Dataset items
_ _ _ _ _

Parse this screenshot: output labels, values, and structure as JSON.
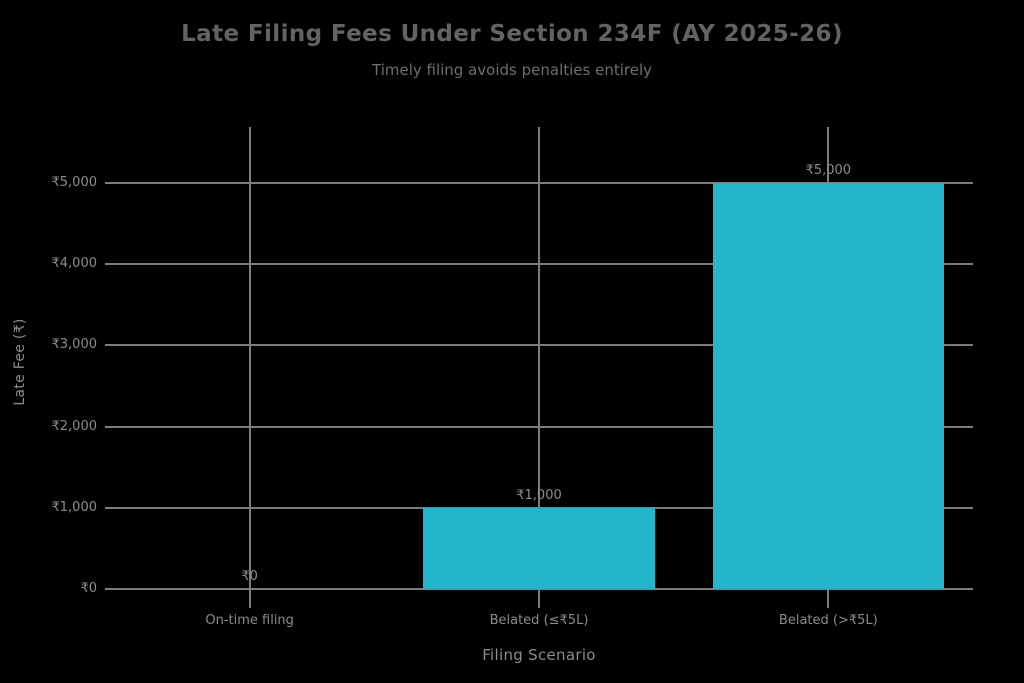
{
  "header": {
    "title": "Late Filing Fees Under Section 234F (AY 2025-26)",
    "subtitle": "Timely filing avoids penalties entirely"
  },
  "chart_data": {
    "type": "bar",
    "title": "Late Filing Fees Under Section 234F (AY 2025-26)",
    "subtitle": "Timely filing avoids penalties entirely",
    "xlabel": "Filing Scenario",
    "ylabel": "Late Fee (₹)",
    "categories": [
      "On-time filing",
      "Belated (≤₹5L)",
      "Belated (>₹5L)"
    ],
    "values": [
      0,
      1000,
      5000
    ],
    "data_labels": [
      "₹0",
      "₹1,000",
      "₹5,000"
    ],
    "ylim": [
      0,
      5000
    ],
    "yticks": [
      0,
      1000,
      2000,
      3000,
      4000,
      5000
    ],
    "ytick_labels": [
      "₹0",
      "₹1,000",
      "₹2,000",
      "₹3,000",
      "₹4,000",
      "₹5,000"
    ],
    "grid": true,
    "legend": false,
    "colors": {
      "background": "#000000",
      "bar": "#23b5cc",
      "grid": "#7d7d7d",
      "title": "#636363",
      "tick_label": "#8b8b8b"
    }
  }
}
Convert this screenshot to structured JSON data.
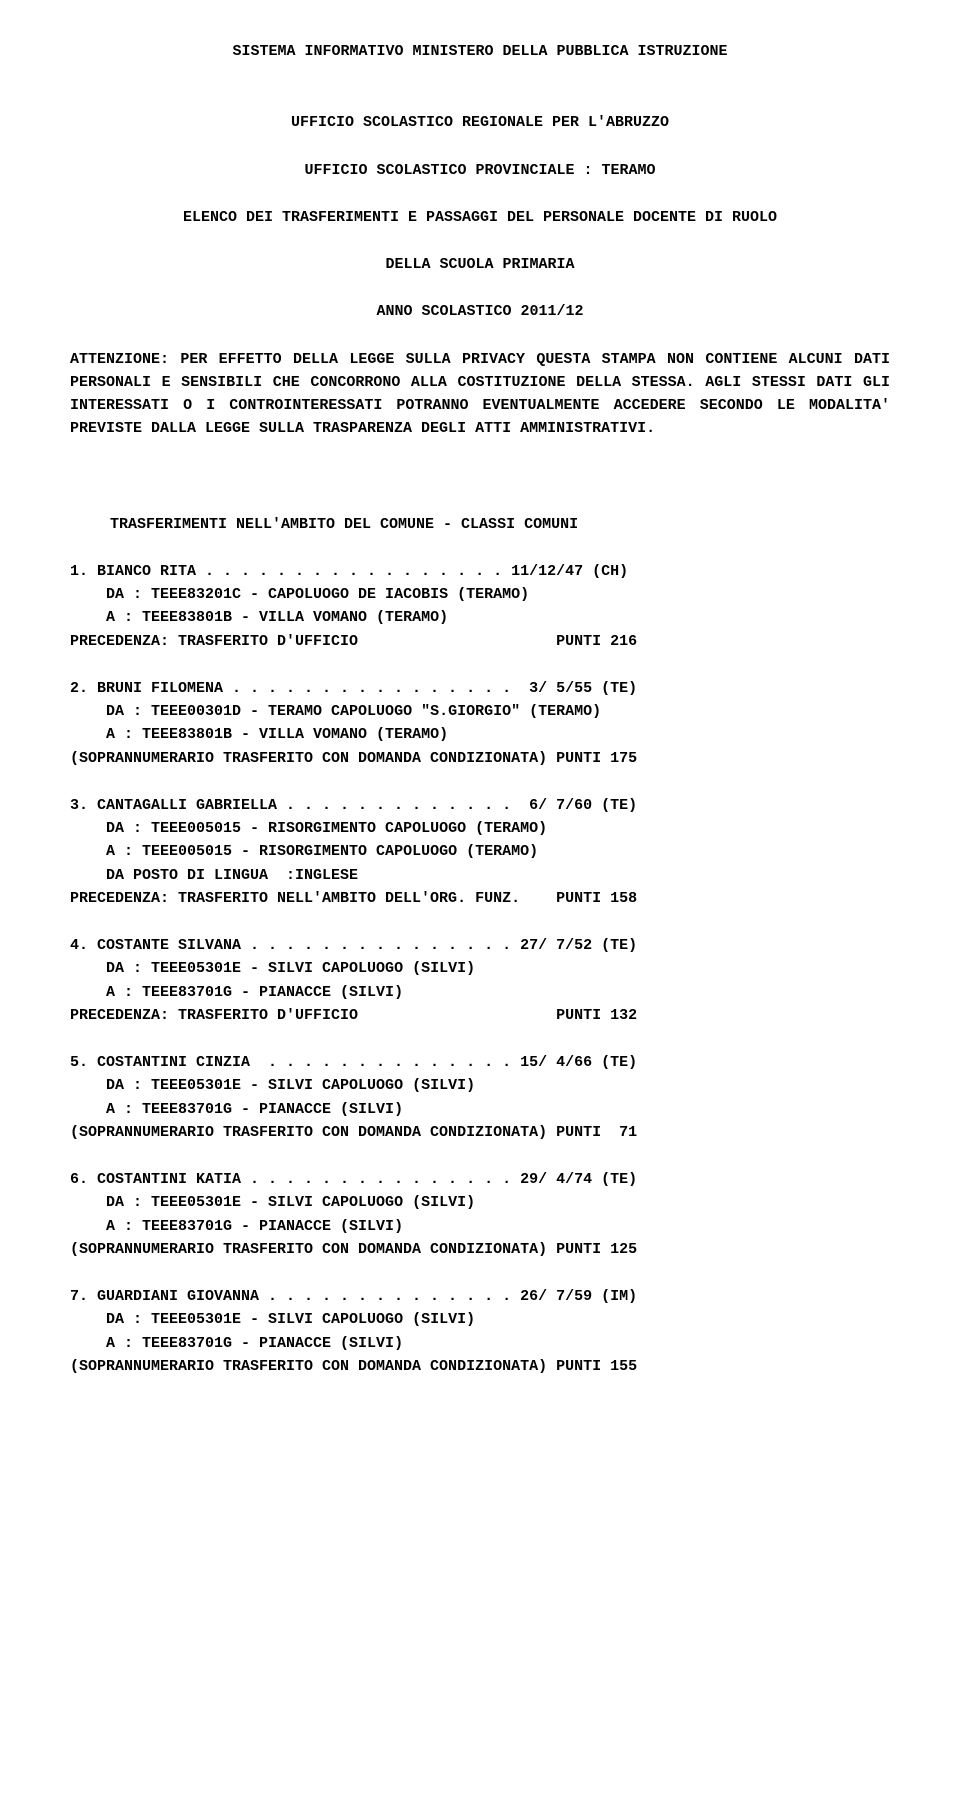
{
  "header": {
    "line1": "SISTEMA INFORMATIVO MINISTERO DELLA PUBBLICA ISTRUZIONE",
    "line2": "UFFICIO SCOLASTICO REGIONALE PER L'ABRUZZO",
    "line3": "UFFICIO SCOLASTICO PROVINCIALE : TERAMO",
    "line4": "ELENCO DEI TRASFERIMENTI E PASSAGGI DEL PERSONALE DOCENTE DI RUOLO",
    "line5": "DELLA SCUOLA PRIMARIA",
    "line6": "ANNO SCOLASTICO 2011/12"
  },
  "notice": "ATTENZIONE: PER EFFETTO DELLA LEGGE SULLA PRIVACY QUESTA STAMPA NON CONTIENE ALCUNI DATI PERSONALI E SENSIBILI CHE CONCORRONO ALLA COSTITUZIONE DELLA STESSA. AGLI STESSI DATI GLI INTERESSATI O I CONTROINTERESSATI POTRANNO EVENTUALMENTE ACCEDERE SECONDO LE MODALITA' PREVISTE DALLA LEGGE SULLA TRASPARENZA DEGLI ATTI AMMINISTRATIVI.",
  "section_title": "TRASFERIMENTI NELL'AMBITO DEL COMUNE - CLASSI COMUNI",
  "entries": [
    {
      "name": "1. BIANCO RITA . . . . . . . . . . . . . . . . . 11/12/47 (CH)",
      "da": "    DA : TEEE83201C - CAPOLUOGO DE IACOBIS (TERAMO)",
      "a": "    A : TEEE83801B - VILLA VOMANO (TERAMO)",
      "extra": null,
      "foot": "PRECEDENZA: TRASFERITO D'UFFICIO                      PUNTI 216"
    },
    {
      "name": "2. BRUNI FILOMENA . . . . . . . . . . . . . . . .  3/ 5/55 (TE)",
      "da": "    DA : TEEE00301D - TERAMO CAPOLUOGO \"S.GIORGIO\" (TERAMO)",
      "a": "    A : TEEE83801B - VILLA VOMANO (TERAMO)",
      "extra": null,
      "foot": "(SOPRANNUMERARIO TRASFERITO CON DOMANDA CONDIZIONATA) PUNTI 175"
    },
    {
      "name": "3. CANTAGALLI GABRIELLA . . . . . . . . . . . . .  6/ 7/60 (TE)",
      "da": "    DA : TEEE005015 - RISORGIMENTO CAPOLUOGO (TERAMO)",
      "a": "    A : TEEE005015 - RISORGIMENTO CAPOLUOGO (TERAMO)",
      "extra": "    DA POSTO DI LINGUA  :INGLESE",
      "foot": "PRECEDENZA: TRASFERITO NELL'AMBITO DELL'ORG. FUNZ.    PUNTI 158"
    },
    {
      "name": "4. COSTANTE SILVANA . . . . . . . . . . . . . . . 27/ 7/52 (TE)",
      "da": "    DA : TEEE05301E - SILVI CAPOLUOGO (SILVI)",
      "a": "    A : TEEE83701G - PIANACCE (SILVI)",
      "extra": null,
      "foot": "PRECEDENZA: TRASFERITO D'UFFICIO                      PUNTI 132"
    },
    {
      "name": "5. COSTANTINI CINZIA  . . . . . . . . . . . . . . 15/ 4/66 (TE)",
      "da": "    DA : TEEE05301E - SILVI CAPOLUOGO (SILVI)",
      "a": "    A : TEEE83701G - PIANACCE (SILVI)",
      "extra": null,
      "foot": "(SOPRANNUMERARIO TRASFERITO CON DOMANDA CONDIZIONATA) PUNTI  71"
    },
    {
      "name": "6. COSTANTINI KATIA . . . . . . . . . . . . . . . 29/ 4/74 (TE)",
      "da": "    DA : TEEE05301E - SILVI CAPOLUOGO (SILVI)",
      "a": "    A : TEEE83701G - PIANACCE (SILVI)",
      "extra": null,
      "foot": "(SOPRANNUMERARIO TRASFERITO CON DOMANDA CONDIZIONATA) PUNTI 125"
    },
    {
      "name": "7. GUARDIANI GIOVANNA . . . . . . . . . . . . . . 26/ 7/59 (IM)",
      "da": "    DA : TEEE05301E - SILVI CAPOLUOGO (SILVI)",
      "a": "    A : TEEE83701G - PIANACCE (SILVI)",
      "extra": null,
      "foot": "(SOPRANNUMERARIO TRASFERITO CON DOMANDA CONDIZIONATA) PUNTI 155"
    }
  ]
}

_ _ _ _ _

• [Directions]: Reproduce every line exactly and omit all pictures.

• [Exercise answer]:
Parse this screenshot: output labels, values, and structure as JSON.
{
  "header": {
    "title": "Late Filing Fees Under Section 234F (AY 2025-26)",
    "subtitle": "Timely filing avoids penalties entirely"
  },
  "chart_data": {
    "type": "bar",
    "title": "Late Filing Fees Under Section 234F (AY 2025-26)",
    "subtitle": "Timely filing avoids penalties entirely",
    "xlabel": "Filing Scenario",
    "ylabel": "Late Fee (₹)",
    "categories": [
      "On-time filing",
      "Belated (≤₹5L)",
      "Belated (>₹5L)"
    ],
    "values": [
      0,
      1000,
      5000
    ],
    "data_labels": [
      "₹0",
      "₹1,000",
      "₹5,000"
    ],
    "ylim": [
      0,
      5000
    ],
    "yticks": [
      0,
      1000,
      2000,
      3000,
      4000,
      5000
    ],
    "ytick_labels": [
      "₹0",
      "₹1,000",
      "₹2,000",
      "₹3,000",
      "₹4,000",
      "₹5,000"
    ],
    "grid": true,
    "legend": false,
    "colors": {
      "background": "#000000",
      "bar": "#23b5cc",
      "grid": "#7d7d7d",
      "title": "#636363",
      "tick_label": "#8b8b8b"
    }
  }
}
Convert this screenshot to structured JSON data.
{
  "header": {
    "line1": "SISTEMA INFORMATIVO MINISTERO DELLA PUBBLICA ISTRUZIONE",
    "line2": "UFFICIO SCOLASTICO REGIONALE PER L'ABRUZZO",
    "line3": "UFFICIO SCOLASTICO PROVINCIALE : TERAMO",
    "line4": "ELENCO DEI TRASFERIMENTI E PASSAGGI DEL PERSONALE DOCENTE DI RUOLO",
    "line5": "DELLA SCUOLA PRIMARIA",
    "line6": "ANNO SCOLASTICO 2011/12"
  },
  "notice": "ATTENZIONE: PER EFFETTO DELLA LEGGE SULLA PRIVACY QUESTA STAMPA NON CONTIENE ALCUNI DATI PERSONALI E SENSIBILI CHE CONCORRONO ALLA COSTITUZIONE DELLA STESSA. AGLI STESSI DATI GLI INTERESSATI O I CONTROINTERESSATI POTRANNO EVENTUALMENTE ACCEDERE SECONDO LE MODALITA' PREVISTE DALLA LEGGE SULLA TRASPARENZA DEGLI ATTI AMMINISTRATIVI.",
  "section_title": "TRASFERIMENTI NELL'AMBITO DEL COMUNE - CLASSI COMUNI",
  "entries": [
    {
      "name": "1. BIANCO RITA . . . . . . . . . . . . . . . . . 11/12/47 (CH)",
      "da": "    DA : TEEE83201C - CAPOLUOGO DE IACOBIS (TERAMO)",
      "a": "    A : TEEE83801B - VILLA VOMANO (TERAMO)",
      "extra": null,
      "foot": "PRECEDENZA: TRASFERITO D'UFFICIO                      PUNTI 216"
    },
    {
      "name": "2. BRUNI FILOMENA . . . . . . . . . . . . . . . .  3/ 5/55 (TE)",
      "da": "    DA : TEEE00301D - TERAMO CAPOLUOGO \"S.GIORGIO\" (TERAMO)",
      "a": "    A : TEEE83801B - VILLA VOMANO (TERAMO)",
      "extra": null,
      "foot": "(SOPRANNUMERARIO TRASFERITO CON DOMANDA CONDIZIONATA) PUNTI 175"
    },
    {
      "name": "3. CANTAGALLI GABRIELLA . . . . . . . . . . . . .  6/ 7/60 (TE)",
      "da": "    DA : TEEE005015 - RISORGIMENTO CAPOLUOGO (TERAMO)",
      "a": "    A : TEEE005015 - RISORGIMENTO CAPOLUOGO (TERAMO)",
      "extra": "    DA POSTO DI LINGUA  :INGLESE",
      "foot": "PRECEDENZA: TRASFERITO NELL'AMBITO DELL'ORG. FUNZ.    PUNTI 158"
    },
    {
      "name": "4. COSTANTE SILVANA . . . . . . . . . . . . . . . 27/ 7/52 (TE)",
      "da": "    DA : TEEE05301E - SILVI CAPOLUOGO (SILVI)",
      "a": "    A : TEEE83701G - PIANACCE (SILVI)",
      "extra": null,
      "foot": "PRECEDENZA: TRASFERITO D'UFFICIO                      PUNTI 132"
    },
    {
      "name": "5. COSTANTINI CINZIA  . . . . . . . . . . . . . . 15/ 4/66 (TE)",
      "da": "    DA : TEEE05301E - SILVI CAPOLUOGO (SILVI)",
      "a": "    A : TEEE83701G - PIANACCE (SILVI)",
      "extra": null,
      "foot": "(SOPRANNUMERARIO TRASFERITO CON DOMANDA CONDIZIONATA) PUNTI  71"
    },
    {
      "name": "6. COSTANTINI KATIA . . . . . . . . . . . . . . . 29/ 4/74 (TE)",
      "da": "    DA : TEEE05301E - SILVI CAPOLUOGO (SILVI)",
      "a": "    A : TEEE83701G - PIANACCE (SILVI)",
      "extra": null,
      "foot": "(SOPRANNUMERARIO TRASFERITO CON DOMANDA CONDIZIONATA) PUNTI 125"
    },
    {
      "name": "7. GUARDIANI GIOVANNA . . . . . . . . . . . . . . 26/ 7/59 (IM)",
      "da": "    DA : TEEE05301E - SILVI CAPOLUOGO (SILVI)",
      "a": "    A : TEEE83701G - PIANACCE (SILVI)",
      "extra": null,
      "foot": "(SOPRANNUMERARIO TRASFERITO CON DOMANDA CONDIZIONATA) PUNTI 155"
    }
  ]
}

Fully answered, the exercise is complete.